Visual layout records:
----------------

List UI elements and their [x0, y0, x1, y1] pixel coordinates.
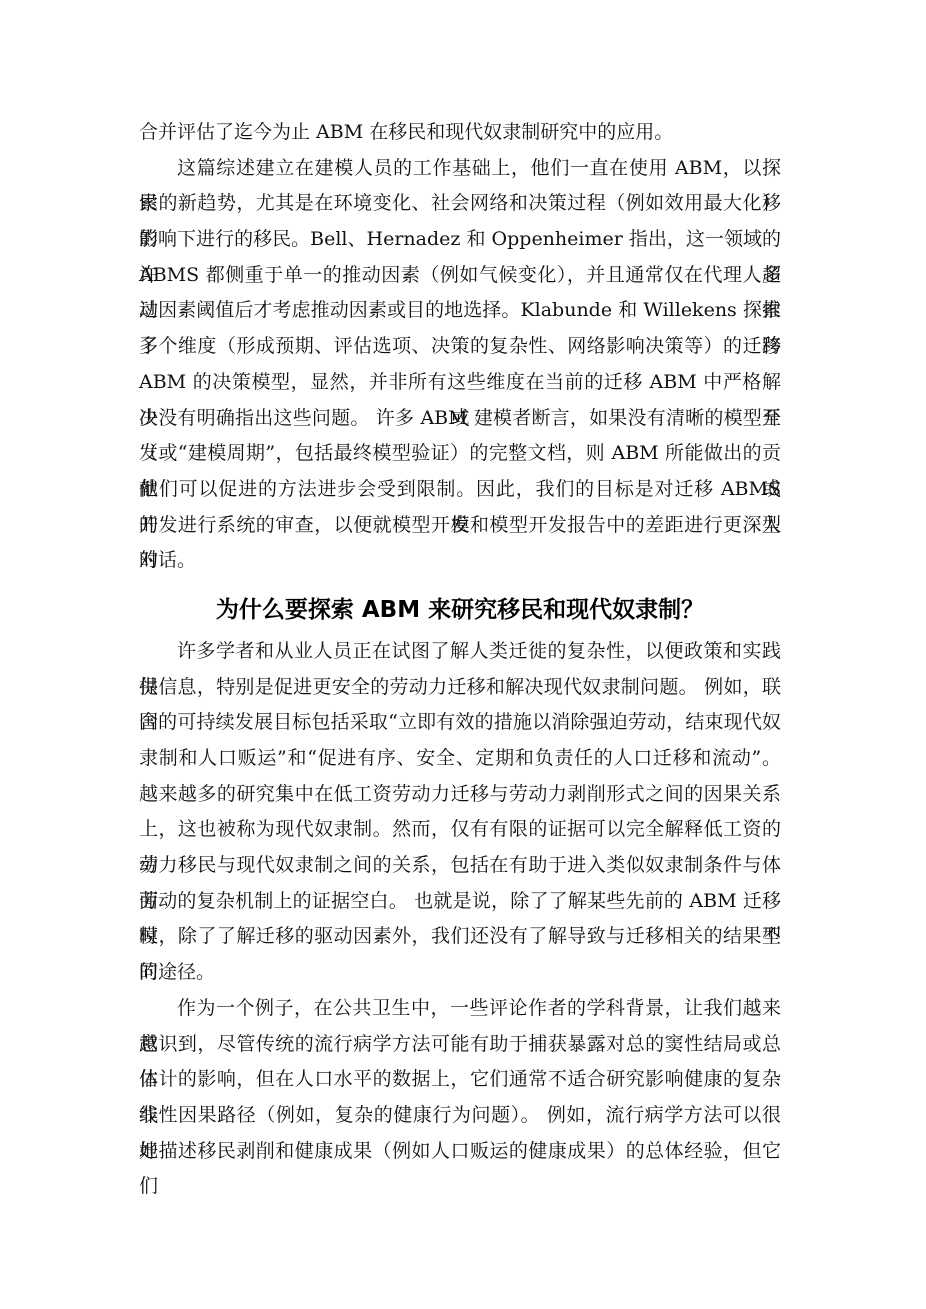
text-line: 合并评估了迄今为止 ABM 在移民和现代奴隶制研究中的应用。 — [139, 115, 781, 151]
text-line: ABM 的决策模型，显然，并非所有这些维度在当前的迁移 ABM 中严格解决或至 — [139, 365, 781, 401]
text-line: 影响下进行的移民。Bell、Hernadez 和 Oppenheimer 指出，… — [139, 222, 781, 258]
text-flow: 合并评估了迄今为止 ABM 在移民和现代奴隶制研究中的应用。这篇综述建立在建模人… — [139, 115, 781, 1169]
document-page: 合并评估了迄今为止 ABM 在移民和现代奴隶制研究中的应用。这篇综述建立在建模人… — [0, 0, 926, 1309]
text-line: 对话。 — [139, 543, 781, 579]
text-line: 国的可持续发展目标包括采取“立即有效的措施以消除强迫劳动，结束现代奴 — [139, 705, 781, 741]
text-line: 上，这也被称为现代奴隶制。然而，仅有有限的证据可以完全解释低工资的劳 — [139, 812, 781, 848]
text-line: 动因素阈值后才考虑推动因素或目的地选择。Klabunde 和 Willekens… — [139, 293, 781, 329]
text-line: 许多学者和从业人员正在试图了解人类迁徙的复杂性，以便政策和实践提 — [139, 634, 781, 670]
text-line: 他们可以促进的方法进步会受到限制。因此，我们的目标是对迁移 ABMS 的模型 — [139, 472, 781, 508]
text-line: 劳动的复杂机制上的证据空白。 也就是说，除了了解某些先前的 ABM 迁移模型 — [139, 884, 781, 920]
text-line: （或“建模周期”，包括最终模型验证）的完整文档，则 ABM 所能做出的贡献或 — [139, 436, 781, 472]
text-line: 民的新趋势，尤其是在环境变化、社会网络和决策过程（例如效用最大化）的 — [139, 186, 781, 222]
text-line: ABMS 都侧重于单一的推动因素（例如气候变化），并且通常仅在代理人超过推 — [139, 258, 781, 294]
text-line: 作为一个例子，在公共卫生中，一些评论作者的学科背景，让我们越来越 — [139, 991, 781, 1027]
text-line: 隶制和人口贩运”和“促进有序、安全、定期和负责任的人口迁移和流动”。 — [139, 741, 781, 777]
text-line: 越来越多的研究集中在低工资劳动力迁移与劳动力剥削形式之间的因果关系 — [139, 777, 781, 813]
text-line: 动力移民与现代奴隶制之间的关系，包括在有助于进入类似奴隶制条件与体面 — [139, 848, 781, 884]
text-line: 线性因果路径（例如，复杂的健康行为问题）。 例如，流行病学方法可以很好 — [139, 1098, 781, 1134]
text-line: 地描述移民剥削和健康成果（例如人口贩运的健康成果）的总体经验，但它们 — [139, 1134, 781, 1170]
text-line: 这篇综述建立在建模人员的工作基础上，他们一直在使用 ABM，以探索移 — [139, 151, 781, 187]
text-line: 意识到，尽管传统的流行病学方法可能有助于捕获暴露对总的窦性结局或总体 — [139, 1027, 781, 1063]
section-heading: 为什么要探索 ABM 来研究移民和现代奴隶制？ — [139, 590, 781, 630]
text-line: 少没有明确指出这些问题。 许多 ABM 建模者断言，如果没有清晰的模型开发 — [139, 401, 781, 437]
text-line: 的途径。 — [139, 955, 781, 991]
text-line: 估计的影响，但在人口水平的数据上，它们通常不适合研究影响健康的复杂非 — [139, 1062, 781, 1098]
text-line: 时，除了了解迁移的驱动因素外，我们还没有了解导致与迁移相关的结果不同 — [139, 919, 781, 955]
text-line: 多个维度（形成预期、评估选项、决策的复杂性、网络影响决策等）的迁移 — [139, 329, 781, 365]
text-line: 开发进行系统的审查，以便就模型开发和模型开发报告中的差距进行更深入的 — [139, 508, 781, 544]
text-line: 供信息，特别是促进更安全的劳动力迁移和解决现代奴隶制问题。 例如，联合 — [139, 670, 781, 706]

----------------

-- Description of the task --
Reproduce all of the items above, swapping every occurrence of "text-line" for "text-row" and leaving everything else unchanged. Omit the pictures.

-- Reply --
List UI elements and their [x0, y0, x1, y1] pixel coordinates.
text-row: 合并评估了迄今为止 ABM 在移民和现代奴隶制研究中的应用。 — [139, 115, 781, 151]
text-row: ABM 的决策模型，显然，并非所有这些维度在当前的迁移 ABM 中严格解决或至 — [139, 365, 781, 401]
text-row: 影响下进行的移民。Bell、Hernadez 和 Oppenheimer 指出，… — [139, 222, 781, 258]
text-flow: 合并评估了迄今为止 ABM 在移民和现代奴隶制研究中的应用。这篇综述建立在建模人… — [139, 115, 781, 1169]
document-page: 合并评估了迄今为止 ABM 在移民和现代奴隶制研究中的应用。这篇综述建立在建模人… — [0, 0, 926, 1309]
text-row: 对话。 — [139, 543, 781, 579]
text-row: 国的可持续发展目标包括采取“立即有效的措施以消除强迫劳动，结束现代奴 — [139, 705, 781, 741]
text-row: 上，这也被称为现代奴隶制。然而，仅有有限的证据可以完全解释低工资的劳 — [139, 812, 781, 848]
text-row: 动因素阈值后才考虑推动因素或目的地选择。Klabunde 和 Willekens… — [139, 293, 781, 329]
text-row: 许多学者和从业人员正在试图了解人类迁徙的复杂性，以便政策和实践提 — [139, 634, 781, 670]
text-row: 他们可以促进的方法进步会受到限制。因此，我们的目标是对迁移 ABMS 的模型 — [139, 472, 781, 508]
text-row: 劳动的复杂机制上的证据空白。 也就是说，除了了解某些先前的 ABM 迁移模型 — [139, 884, 781, 920]
text-row: （或“建模周期”，包括最终模型验证）的完整文档，则 ABM 所能做出的贡献或 — [139, 436, 781, 472]
text-row: 民的新趋势，尤其是在环境变化、社会网络和决策过程（例如效用最大化）的 — [139, 186, 781, 222]
text-row: ABMS 都侧重于单一的推动因素（例如气候变化），并且通常仅在代理人超过推 — [139, 258, 781, 294]
text-row: 作为一个例子，在公共卫生中，一些评论作者的学科背景，让我们越来越 — [139, 991, 781, 1027]
text-row: 隶制和人口贩运”和“促进有序、安全、定期和负责任的人口迁移和流动”。 — [139, 741, 781, 777]
text-row: 越来越多的研究集中在低工资劳动力迁移与劳动力剥削形式之间的因果关系 — [139, 777, 781, 813]
text-row: 动力移民与现代奴隶制之间的关系，包括在有助于进入类似奴隶制条件与体面 — [139, 848, 781, 884]
text-row: 线性因果路径（例如，复杂的健康行为问题）。 例如，流行病学方法可以很好 — [139, 1098, 781, 1134]
text-row: 地描述移民剥削和健康成果（例如人口贩运的健康成果）的总体经验，但它们 — [139, 1134, 781, 1170]
text-row: 这篇综述建立在建模人员的工作基础上，他们一直在使用 ABM，以探索移 — [139, 151, 781, 187]
text-row: 意识到，尽管传统的流行病学方法可能有助于捕获暴露对总的窦性结局或总体 — [139, 1027, 781, 1063]
section-heading: 为什么要探索 ABM 来研究移民和现代奴隶制？ — [139, 590, 781, 630]
text-row: 少没有明确指出这些问题。 许多 ABM 建模者断言，如果没有清晰的模型开发 — [139, 401, 781, 437]
text-row: 的途径。 — [139, 955, 781, 991]
text-row: 估计的影响，但在人口水平的数据上，它们通常不适合研究影响健康的复杂非 — [139, 1062, 781, 1098]
text-row: 时，除了了解迁移的驱动因素外，我们还没有了解导致与迁移相关的结果不同 — [139, 919, 781, 955]
text-row: 多个维度（形成预期、评估选项、决策的复杂性、网络影响决策等）的迁移 — [139, 329, 781, 365]
text-row: 开发进行系统的审查，以便就模型开发和模型开发报告中的差距进行更深入的 — [139, 508, 781, 544]
text-row: 供信息，特别是促进更安全的劳动力迁移和解决现代奴隶制问题。 例如，联合 — [139, 670, 781, 706]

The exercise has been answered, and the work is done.